From start to end, write out the following data exactly, apart from its images.

*** Opening of Records for this exercise ***

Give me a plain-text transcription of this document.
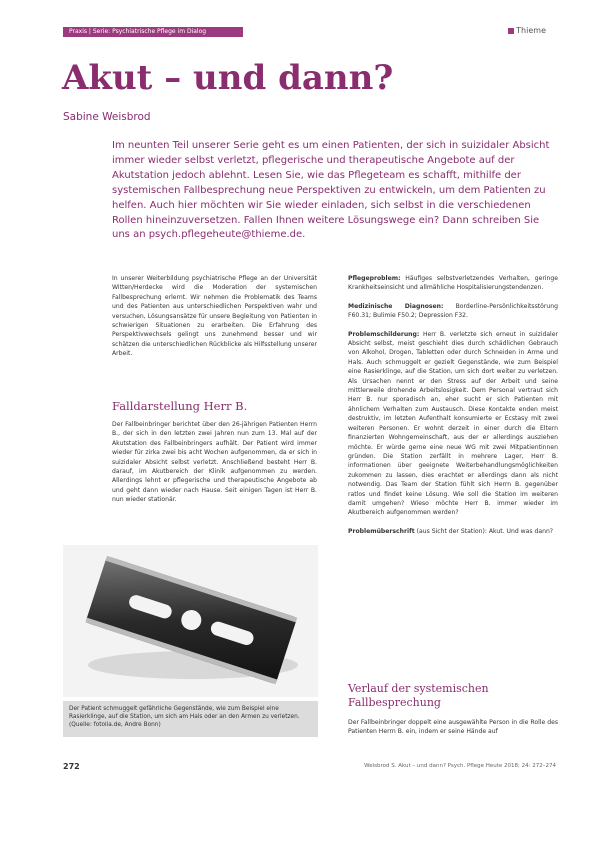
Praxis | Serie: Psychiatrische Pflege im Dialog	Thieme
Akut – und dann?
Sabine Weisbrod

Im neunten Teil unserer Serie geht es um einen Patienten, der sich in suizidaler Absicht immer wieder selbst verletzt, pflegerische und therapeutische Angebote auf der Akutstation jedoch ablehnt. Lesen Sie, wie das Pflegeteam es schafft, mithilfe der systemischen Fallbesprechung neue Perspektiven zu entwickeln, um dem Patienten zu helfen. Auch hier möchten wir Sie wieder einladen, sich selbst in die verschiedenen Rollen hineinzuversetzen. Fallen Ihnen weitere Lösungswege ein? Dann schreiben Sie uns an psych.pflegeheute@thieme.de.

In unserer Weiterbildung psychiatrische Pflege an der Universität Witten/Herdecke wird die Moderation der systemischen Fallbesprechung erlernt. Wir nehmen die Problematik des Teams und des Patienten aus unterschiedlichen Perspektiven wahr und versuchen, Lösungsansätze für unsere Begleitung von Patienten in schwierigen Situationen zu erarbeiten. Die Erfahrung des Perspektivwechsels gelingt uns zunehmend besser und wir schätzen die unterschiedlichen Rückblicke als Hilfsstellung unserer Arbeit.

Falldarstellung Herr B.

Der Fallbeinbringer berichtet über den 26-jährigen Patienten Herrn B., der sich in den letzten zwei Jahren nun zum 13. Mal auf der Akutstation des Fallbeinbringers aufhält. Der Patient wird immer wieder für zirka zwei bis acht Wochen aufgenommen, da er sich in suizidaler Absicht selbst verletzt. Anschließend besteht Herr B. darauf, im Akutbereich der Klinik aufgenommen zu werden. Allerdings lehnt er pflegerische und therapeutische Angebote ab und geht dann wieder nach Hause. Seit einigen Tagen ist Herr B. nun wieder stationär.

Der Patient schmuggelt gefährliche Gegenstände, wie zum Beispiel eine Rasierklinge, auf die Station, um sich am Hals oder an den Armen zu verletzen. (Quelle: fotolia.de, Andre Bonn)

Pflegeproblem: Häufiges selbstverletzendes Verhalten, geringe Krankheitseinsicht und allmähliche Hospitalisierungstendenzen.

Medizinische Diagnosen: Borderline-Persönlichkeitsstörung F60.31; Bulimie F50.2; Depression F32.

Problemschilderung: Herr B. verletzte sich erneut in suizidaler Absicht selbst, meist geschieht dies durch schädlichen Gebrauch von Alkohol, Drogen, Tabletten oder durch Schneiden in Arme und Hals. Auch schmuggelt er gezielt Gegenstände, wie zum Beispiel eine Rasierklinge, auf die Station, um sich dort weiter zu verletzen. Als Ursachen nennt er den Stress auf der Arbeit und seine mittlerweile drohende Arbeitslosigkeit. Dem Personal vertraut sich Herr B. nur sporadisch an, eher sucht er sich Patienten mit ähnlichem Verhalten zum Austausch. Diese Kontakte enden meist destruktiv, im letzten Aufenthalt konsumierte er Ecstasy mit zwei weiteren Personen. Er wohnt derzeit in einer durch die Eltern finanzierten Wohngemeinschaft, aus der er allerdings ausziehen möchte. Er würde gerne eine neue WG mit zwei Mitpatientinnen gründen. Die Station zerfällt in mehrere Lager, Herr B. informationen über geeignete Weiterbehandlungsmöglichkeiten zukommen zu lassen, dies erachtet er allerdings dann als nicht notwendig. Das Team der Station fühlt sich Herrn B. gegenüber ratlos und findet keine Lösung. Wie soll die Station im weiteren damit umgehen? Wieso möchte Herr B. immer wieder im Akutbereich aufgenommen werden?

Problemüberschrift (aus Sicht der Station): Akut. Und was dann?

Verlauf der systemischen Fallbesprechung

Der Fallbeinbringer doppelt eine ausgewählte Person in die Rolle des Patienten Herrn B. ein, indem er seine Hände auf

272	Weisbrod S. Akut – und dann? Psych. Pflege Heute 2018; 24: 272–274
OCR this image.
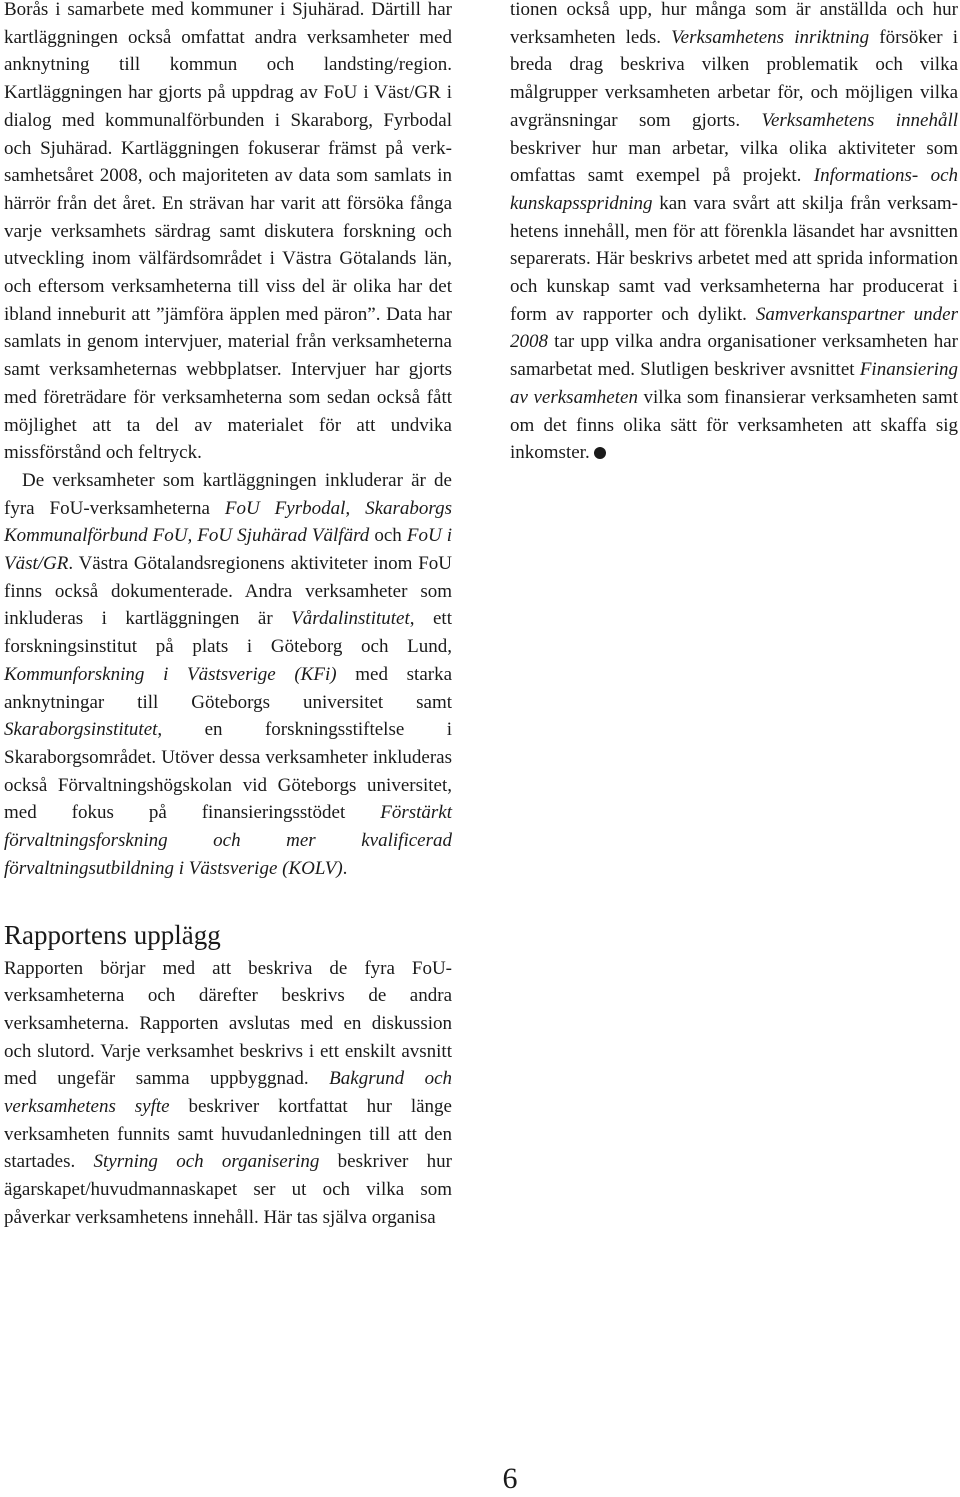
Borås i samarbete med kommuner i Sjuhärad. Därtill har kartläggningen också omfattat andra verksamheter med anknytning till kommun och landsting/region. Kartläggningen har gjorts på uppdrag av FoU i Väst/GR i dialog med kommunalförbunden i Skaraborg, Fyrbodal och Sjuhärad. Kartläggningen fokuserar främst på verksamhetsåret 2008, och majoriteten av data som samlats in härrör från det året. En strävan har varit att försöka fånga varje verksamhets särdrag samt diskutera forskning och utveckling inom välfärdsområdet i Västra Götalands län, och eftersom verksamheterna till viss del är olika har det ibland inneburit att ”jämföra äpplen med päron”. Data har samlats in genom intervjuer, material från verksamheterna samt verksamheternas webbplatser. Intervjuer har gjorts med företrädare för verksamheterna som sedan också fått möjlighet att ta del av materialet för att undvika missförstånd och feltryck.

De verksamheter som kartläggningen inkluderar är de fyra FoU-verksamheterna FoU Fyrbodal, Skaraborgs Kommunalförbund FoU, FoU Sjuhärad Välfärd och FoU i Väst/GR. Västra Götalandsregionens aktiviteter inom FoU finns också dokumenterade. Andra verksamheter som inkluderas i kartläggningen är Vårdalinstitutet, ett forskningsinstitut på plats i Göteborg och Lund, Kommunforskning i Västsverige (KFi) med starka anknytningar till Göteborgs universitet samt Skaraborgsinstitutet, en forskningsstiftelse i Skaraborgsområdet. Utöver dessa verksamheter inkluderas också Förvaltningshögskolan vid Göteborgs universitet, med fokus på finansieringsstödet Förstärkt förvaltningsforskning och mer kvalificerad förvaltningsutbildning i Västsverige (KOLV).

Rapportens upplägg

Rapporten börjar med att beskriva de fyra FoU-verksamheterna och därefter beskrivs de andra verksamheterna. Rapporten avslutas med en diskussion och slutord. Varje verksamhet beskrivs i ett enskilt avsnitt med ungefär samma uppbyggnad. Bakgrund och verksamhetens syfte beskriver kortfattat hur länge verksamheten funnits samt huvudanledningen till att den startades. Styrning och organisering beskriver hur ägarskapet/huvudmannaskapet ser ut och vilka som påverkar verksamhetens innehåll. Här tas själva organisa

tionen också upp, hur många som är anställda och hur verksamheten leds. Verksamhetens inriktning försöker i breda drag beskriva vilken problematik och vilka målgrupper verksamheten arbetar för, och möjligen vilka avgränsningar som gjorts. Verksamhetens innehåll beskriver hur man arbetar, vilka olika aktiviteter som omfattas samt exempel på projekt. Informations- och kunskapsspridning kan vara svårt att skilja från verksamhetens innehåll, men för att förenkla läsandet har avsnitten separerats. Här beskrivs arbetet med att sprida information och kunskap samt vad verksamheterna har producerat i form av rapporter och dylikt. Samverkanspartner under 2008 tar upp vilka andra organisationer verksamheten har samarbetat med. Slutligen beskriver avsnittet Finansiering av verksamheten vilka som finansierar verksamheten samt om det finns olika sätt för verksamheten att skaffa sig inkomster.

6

*** Close of Records for this exercise ***

_Answer to this exercise_
Give me a plain-text transcription of this document.
Praxis | Serie: Psychiatrische Pflege im Dialog	Thieme
Akut – und dann?
Sabine Weisbrod

Im neunten Teil unserer Serie geht es um einen Patienten, der sich in suizidaler Absicht immer wieder selbst verletzt, pflegerische und therapeutische Angebote auf der Akutstation jedoch ablehnt. Lesen Sie, wie das Pflegeteam es schafft, mithilfe der systemischen Fallbesprechung neue Perspektiven zu entwickeln, um dem Patienten zu helfen. Auch hier möchten wir Sie wieder einladen, sich selbst in die verschiedenen Rollen hineinzuversetzen. Fallen Ihnen weitere Lösungswege ein? Dann schreiben Sie uns an psych.pflegeheute@thieme.de.

In unserer Weiterbildung psychiatrische Pflege an der Universität Witten/Herdecke wird die Moderation der systemischen Fallbesprechung erlernt. Wir nehmen die Problematik des Teams und des Patienten aus unterschiedlichen Perspektiven wahr und versuchen, Lösungsansätze für unsere Begleitung von Patienten in schwierigen Situationen zu erarbeiten. Die Erfahrung des Perspektivwechsels gelingt uns zunehmend besser und wir schätzen die unterschiedlichen Rückblicke als Hilfsstellung unserer Arbeit.

Falldarstellung Herr B.

Der Fallbeinbringer berichtet über den 26-jährigen Patienten Herrn B., der sich in den letzten zwei Jahren nun zum 13. Mal auf der Akutstation des Fallbeinbringers aufhält. Der Patient wird immer wieder für zirka zwei bis acht Wochen aufgenommen, da er sich in suizidaler Absicht selbst verletzt. Anschließend besteht Herr B. darauf, im Akutbereich der Klinik aufgenommen zu werden. Allerdings lehnt er pflegerische und therapeutische Angebote ab und geht dann wieder nach Hause. Seit einigen Tagen ist Herr B. nun wieder stationär.

Der Patient schmuggelt gefährliche Gegenstände, wie zum Beispiel eine Rasierklinge, auf die Station, um sich am Hals oder an den Armen zu verletzen. (Quelle: fotolia.de, Andre Bonn)

Pflegeproblem: Häufiges selbstverletzendes Verhalten, geringe Krankheitseinsicht und allmähliche Hospitalisierungstendenzen.

Medizinische Diagnosen: Borderline-Persönlichkeitsstörung F60.31; Bulimie F50.2; Depression F32.

Problemschilderung: Herr B. verletzte sich erneut in suizidaler Absicht selbst, meist geschieht dies durch schädlichen Gebrauch von Alkohol, Drogen, Tabletten oder durch Schneiden in Arme und Hals. Auch schmuggelt er gezielt Gegenstände, wie zum Beispiel eine Rasierklinge, auf die Station, um sich dort weiter zu verletzen. Als Ursachen nennt er den Stress auf der Arbeit und seine mittlerweile drohende Arbeitslosigkeit. Dem Personal vertraut sich Herr B. nur sporadisch an, eher sucht er sich Patienten mit ähnlichem Verhalten zum Austausch. Diese Kontakte enden meist destruktiv, im letzten Aufenthalt konsumierte er Ecstasy mit zwei weiteren Personen. Er wohnt derzeit in einer durch die Eltern finanzierten Wohngemeinschaft, aus der er allerdings ausziehen möchte. Er würde gerne eine neue WG mit zwei Mitpatientinnen gründen. Die Station zerfällt in mehrere Lager, Herr B. informationen über geeignete Weiterbehandlungsmöglichkeiten zukommen zu lassen, dies erachtet er allerdings dann als nicht notwendig. Das Team der Station fühlt sich Herrn B. gegenüber ratlos und findet keine Lösung. Wie soll die Station im weiteren damit umgehen? Wieso möchte Herr B. immer wieder im Akutbereich aufgenommen werden?

Problemüberschrift (aus Sicht der Station): Akut. Und was dann?

Verlauf der systemischen Fallbesprechung

Der Fallbeinbringer doppelt eine ausgewählte Person in die Rolle des Patienten Herrn B. ein, indem er seine Hände auf

272	Weisbrod S. Akut – und dann? Psych. Pflege Heute 2018; 24: 272–274
OCR this image.
Borås i samarbete med kommuner i Sjuhärad. Därtill har kartläggningen också omfattat andra verksamheter med anknytning till kommun och landsting/region. Kartläggningen har gjorts på uppdrag av FoU i Väst/GR i dialog med kommunalförbunden i Skaraborg, Fyrbodal och Sjuhärad. Kartläggningen fokuserar främst på verksamhetsåret 2008, och majoriteten av data som samlats in härrör från det året. En strävan har varit att försöka fånga varje verksamhets särdrag samt diskutera forskning och utveckling inom välfärdsområdet i Västra Götalands län, och eftersom verksamheterna till viss del är olika har det ibland inneburit att ”jämföra äpplen med päron”. Data har samlats in genom intervjuer, material från verksamheterna samt verksamheternas webbplatser. Intervjuer har gjorts med företrädare för verksamheterna som sedan också fått möjlighet att ta del av materialet för att undvika missförstånd och feltryck.

De verksamheter som kartläggningen inkluderar är de fyra FoU-verksamheterna FoU Fyrbodal, Skaraborgs Kommunalförbund FoU, FoU Sjuhärad Välfärd och FoU i Väst/GR. Västra Götalandsregionens aktiviteter inom FoU finns också dokumenterade. Andra verksamheter som inkluderas i kartläggningen är Vårdalinstitutet, ett forskningsinstitut på plats i Göteborg och Lund, Kommunforskning i Västsverige (KFi) med starka anknytningar till Göteborgs universitet samt Skaraborgsinstitutet, en forskningsstiftelse i Skaraborgsområdet. Utöver dessa verksamheter inkluderas också Förvaltningshögskolan vid Göteborgs universitet, med fokus på finansieringsstödet Förstärkt förvaltningsforskning och mer kvalificerad förvaltningsutbildning i Västsverige (KOLV).

Rapportens upplägg

Rapporten börjar med att beskriva de fyra FoU-verksamheterna och därefter beskrivs de andra verksamheterna. Rapporten avslutas med en diskussion och slutord. Varje verksamhet beskrivs i ett enskilt avsnitt med ungefär samma uppbyggnad. Bakgrund och verksamhetens syfte beskriver kortfattat hur länge verksamheten funnits samt huvudanledningen till att den startades. Styrning och organisering beskriver hur ägarskapet/huvudmannaskapet ser ut och vilka som påverkar verksamhetens innehåll. Här tas själva organisa

tionen också upp, hur många som är anställda och hur verksamheten leds. Verksamhetens inriktning försöker i breda drag beskriva vilken problematik och vilka målgrupper verksamheten arbetar för, och möjligen vilka avgränsningar som gjorts. Verksamhetens innehåll beskriver hur man arbetar, vilka olika aktiviteter som omfattas samt exempel på projekt. Informations- och kunskapsspridning kan vara svårt att skilja från verksamhetens innehåll, men för att förenkla läsandet har avsnitten separerats. Här beskrivs arbetet med att sprida information och kunskap samt vad verksamheterna har producerat i form av rapporter och dylikt. Samverkanspartner under 2008 tar upp vilka andra organisationer verksamheten har samarbetat med. Slutligen beskriver avsnittet Finansiering av verksamheten vilka som finansierar verksamheten samt om det finns olika sätt för verksamheten att skaffa sig inkomster.

6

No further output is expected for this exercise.